→ Problem
Word for word, repeat the entries, minus the pictures.

→ Records from a data source
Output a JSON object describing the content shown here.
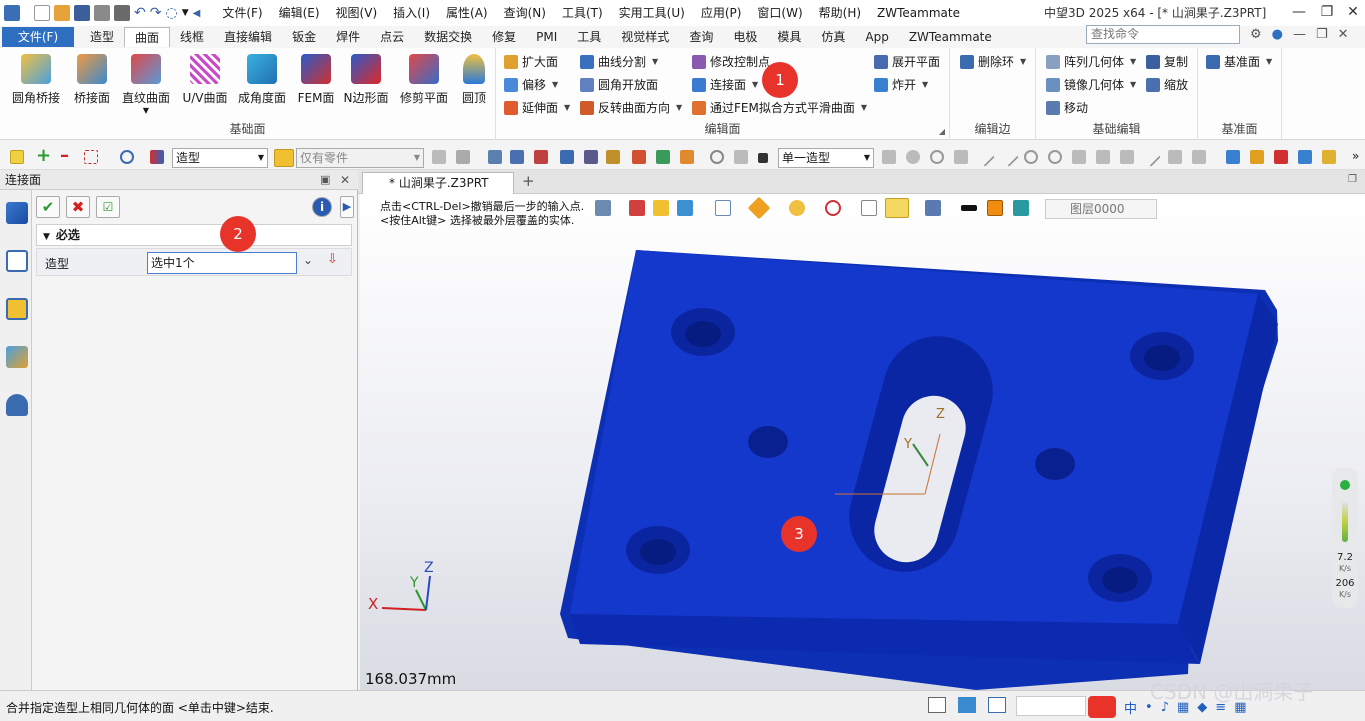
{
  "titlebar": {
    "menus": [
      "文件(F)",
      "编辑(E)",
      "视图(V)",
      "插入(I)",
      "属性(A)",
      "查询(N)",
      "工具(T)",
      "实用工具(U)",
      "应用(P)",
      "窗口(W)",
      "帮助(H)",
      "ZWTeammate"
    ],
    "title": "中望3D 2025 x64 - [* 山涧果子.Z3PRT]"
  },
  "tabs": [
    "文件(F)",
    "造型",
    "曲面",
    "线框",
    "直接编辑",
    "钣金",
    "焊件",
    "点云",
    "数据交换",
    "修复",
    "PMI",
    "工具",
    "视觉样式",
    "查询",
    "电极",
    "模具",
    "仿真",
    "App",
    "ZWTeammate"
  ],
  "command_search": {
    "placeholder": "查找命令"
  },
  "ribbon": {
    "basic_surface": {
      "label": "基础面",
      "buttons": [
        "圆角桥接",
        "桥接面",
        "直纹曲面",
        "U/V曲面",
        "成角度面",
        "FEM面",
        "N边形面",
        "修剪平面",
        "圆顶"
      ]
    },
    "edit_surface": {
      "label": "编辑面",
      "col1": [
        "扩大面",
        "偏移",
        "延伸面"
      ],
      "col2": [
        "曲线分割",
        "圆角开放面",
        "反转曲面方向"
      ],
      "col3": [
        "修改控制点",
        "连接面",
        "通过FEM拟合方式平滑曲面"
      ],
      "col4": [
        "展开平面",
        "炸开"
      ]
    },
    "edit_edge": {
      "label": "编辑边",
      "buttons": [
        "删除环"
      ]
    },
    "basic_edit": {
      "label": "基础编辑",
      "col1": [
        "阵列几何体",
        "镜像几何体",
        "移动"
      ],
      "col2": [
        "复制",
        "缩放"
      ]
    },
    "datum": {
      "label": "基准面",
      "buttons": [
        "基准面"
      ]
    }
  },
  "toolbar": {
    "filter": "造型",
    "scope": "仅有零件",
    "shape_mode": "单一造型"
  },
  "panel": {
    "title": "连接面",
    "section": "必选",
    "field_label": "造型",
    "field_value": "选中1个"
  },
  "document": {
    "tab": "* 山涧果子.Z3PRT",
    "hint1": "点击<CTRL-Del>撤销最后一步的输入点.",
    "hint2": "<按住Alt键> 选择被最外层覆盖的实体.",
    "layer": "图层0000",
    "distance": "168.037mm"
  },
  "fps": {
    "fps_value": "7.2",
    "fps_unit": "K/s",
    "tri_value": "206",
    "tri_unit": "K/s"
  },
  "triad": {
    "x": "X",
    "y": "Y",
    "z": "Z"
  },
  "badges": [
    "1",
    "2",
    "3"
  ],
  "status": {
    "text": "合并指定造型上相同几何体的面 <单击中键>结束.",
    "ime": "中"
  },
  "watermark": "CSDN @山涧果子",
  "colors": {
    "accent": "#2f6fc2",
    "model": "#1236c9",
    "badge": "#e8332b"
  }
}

→ Full output
Output a JSON object describing the content shown here.
{
  "titlebar": {
    "menus": [
      "文件(F)",
      "编辑(E)",
      "视图(V)",
      "插入(I)",
      "属性(A)",
      "查询(N)",
      "工具(T)",
      "实用工具(U)",
      "应用(P)",
      "窗口(W)",
      "帮助(H)",
      "ZWTeammate"
    ],
    "title": "中望3D 2025 x64 - [* 山涧果子.Z3PRT]"
  },
  "tabs": [
    "文件(F)",
    "造型",
    "曲面",
    "线框",
    "直接编辑",
    "钣金",
    "焊件",
    "点云",
    "数据交换",
    "修复",
    "PMI",
    "工具",
    "视觉样式",
    "查询",
    "电极",
    "模具",
    "仿真",
    "App",
    "ZWTeammate"
  ],
  "command_search": {
    "placeholder": "查找命令"
  },
  "ribbon": {
    "basic_surface": {
      "label": "基础面",
      "buttons": [
        "圆角桥接",
        "桥接面",
        "直纹曲面",
        "U/V曲面",
        "成角度面",
        "FEM面",
        "N边形面",
        "修剪平面",
        "圆顶"
      ]
    },
    "edit_surface": {
      "label": "编辑面",
      "col1": [
        "扩大面",
        "偏移",
        "延伸面"
      ],
      "col2": [
        "曲线分割",
        "圆角开放面",
        "反转曲面方向"
      ],
      "col3": [
        "修改控制点",
        "连接面",
        "通过FEM拟合方式平滑曲面"
      ],
      "col4": [
        "展开平面",
        "炸开"
      ]
    },
    "edit_edge": {
      "label": "编辑边",
      "buttons": [
        "删除环"
      ]
    },
    "basic_edit": {
      "label": "基础编辑",
      "col1": [
        "阵列几何体",
        "镜像几何体",
        "移动"
      ],
      "col2": [
        "复制",
        "缩放"
      ]
    },
    "datum": {
      "label": "基准面",
      "buttons": [
        "基准面"
      ]
    }
  },
  "toolbar": {
    "filter": "造型",
    "scope": "仅有零件",
    "shape_mode": "单一造型"
  },
  "panel": {
    "title": "连接面",
    "section": "必选",
    "field_label": "造型",
    "field_value": "选中1个"
  },
  "document": {
    "tab": "* 山涧果子.Z3PRT",
    "hint1": "点击<CTRL-Del>撤销最后一步的输入点.",
    "hint2": "<按住Alt键> 选择被最外层覆盖的实体.",
    "layer": "图层0000",
    "distance": "168.037mm"
  },
  "fps": {
    "fps_value": "7.2",
    "fps_unit": "K/s",
    "tri_value": "206",
    "tri_unit": "K/s"
  },
  "triad": {
    "x": "X",
    "y": "Y",
    "z": "Z"
  },
  "badges": [
    "1",
    "2",
    "3"
  ],
  "status": {
    "text": "合并指定造型上相同几何体的面 <单击中键>结束.",
    "ime": "中"
  },
  "watermark": "CSDN @山涧果子",
  "colors": {
    "accent": "#2f6fc2",
    "model": "#1236c9",
    "badge": "#e8332b"
  }
}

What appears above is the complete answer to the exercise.